━━━━━ Selection

As for now, T.R. Sullivan of MLB.com reports that the Rangers will “pick up a small portion” of the remainder of Hamilton’s salary with the Angels responsible for the rest of the $83 million still owed. On Friday it was reported that the Rangers’ amount could be as low as $7 million for the remaining three years. There have also been reports that Hamilton can opt-out of his deal after the 2016 season.

Which, boy-howdy, is not a lot for a guy who could still be a good player. It basically means the Angels just gave up on the guy and gave up on their belief, however erroneous it was, that they could go after Hamilton for the money they still owed him under some sort of “bad behavior” clause in his deal. Now the Angels will be on the hook for the vast majority of the money he is owed and get nothing, it seems, in return.

Of course, given the events of the past several weeks, one suspects that Hamilton and the Angels would do just about anything to be rid of one another.

Following Hamilton’s admission of a drug relapse in late February, Major League Baseball held an arbitration in order to determine if he should be disciplined. Hamilton prevailed and faced no punishment, but the Angels were clearly dissatisfied with the results. In the wake of the ruling, multiple team officials issued public statements criticizing the arbitrator’s ruling and Hamilton’s behavior. Since then, Angels owner Arte Moreno has refused to state publicly if Hamilton would ever play for the Angels again. Hamilton’s locker was given to another player and all Hamilton merchandise had been removed from the Angels’ team store. Two weeks ago it was reported that Hamilton had placed his Orange County home up for sale.

━━━━━━━━━━
━━━━━ Given data

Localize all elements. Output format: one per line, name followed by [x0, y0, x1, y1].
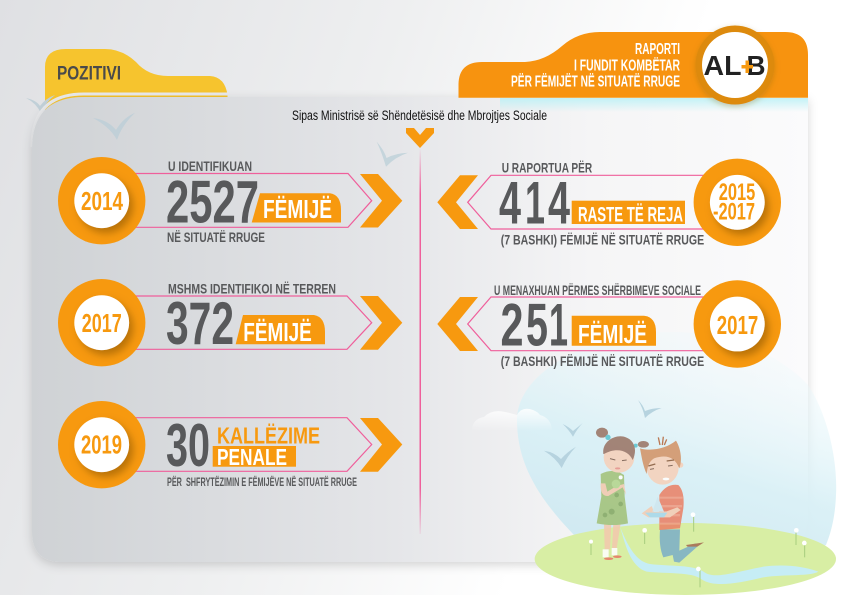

━━━━━━━━━━

> Problems to work on:
1 – In the text about Hamilton and the Angels, who reported that the Rangers will pick up a small portion of Hamilton's remaining salary?
2 – Continue the text about Hamilton and the Angels, starting after its final sentence.

> Exercise answers:
1 – T.R. Sullivan of MLB.com.

2 –
Moreno has suggested to the press that the Angels possessed the legal right to claw back money from Hamilton pursuant to special substance abuse provisions in Hamilton’s contract and language which requires that Hamilton be in “first-class condition.” Sources familiar with the contract told NBC Sports two weeks ago, however, that no such provisions exist which would supersede the terms of the Joint Drug Agreement. The players union has likewise said that Joint Drug Agreement, which Hamilton has been found not to have violated, trumps any contract language to which Moreno may be referring. Last week Hamilton’s teammates who met with him in his Houston-area home told the Los Angeles Times that Hamilton was in excellent physical condition and eager to begin playing again.

This deal puts an end to that acrimony. And puts Josh Hamilton back in Texas, where he rose to his greatest heights as a major leaguer. In five seasons with the Rangers Hamilton hit .305/.363/.549 with 142 home runs and 506 RBI. He led the Rangers to two American League pennants and won the 2010 MVP award and batting title while likewise leading the league in OPS.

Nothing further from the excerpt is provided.